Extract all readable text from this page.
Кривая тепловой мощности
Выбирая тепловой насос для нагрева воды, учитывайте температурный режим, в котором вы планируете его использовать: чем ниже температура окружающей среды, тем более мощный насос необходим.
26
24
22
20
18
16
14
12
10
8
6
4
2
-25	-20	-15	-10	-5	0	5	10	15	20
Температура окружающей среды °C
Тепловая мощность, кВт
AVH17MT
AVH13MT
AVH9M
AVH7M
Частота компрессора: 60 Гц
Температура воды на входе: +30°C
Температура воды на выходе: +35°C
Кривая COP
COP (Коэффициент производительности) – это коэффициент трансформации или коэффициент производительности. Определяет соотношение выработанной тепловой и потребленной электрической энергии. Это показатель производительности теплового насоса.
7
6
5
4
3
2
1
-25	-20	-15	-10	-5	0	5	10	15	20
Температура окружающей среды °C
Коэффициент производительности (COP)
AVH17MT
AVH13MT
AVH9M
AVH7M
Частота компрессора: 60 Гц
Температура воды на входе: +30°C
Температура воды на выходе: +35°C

## WHAT IS BEING ASKED
From the entries above, copy each line holding "Коэффициент".

## REPLY TO THE EXERCISE
COP (Коэффициент производительности) – это коэффициент трансформации или коэффициент производительности. Определяет соотношение выработанной тепловой и потребленной электрической энергии. Это показатель производительности теплового насоса.
Коэффициент производительности (COP)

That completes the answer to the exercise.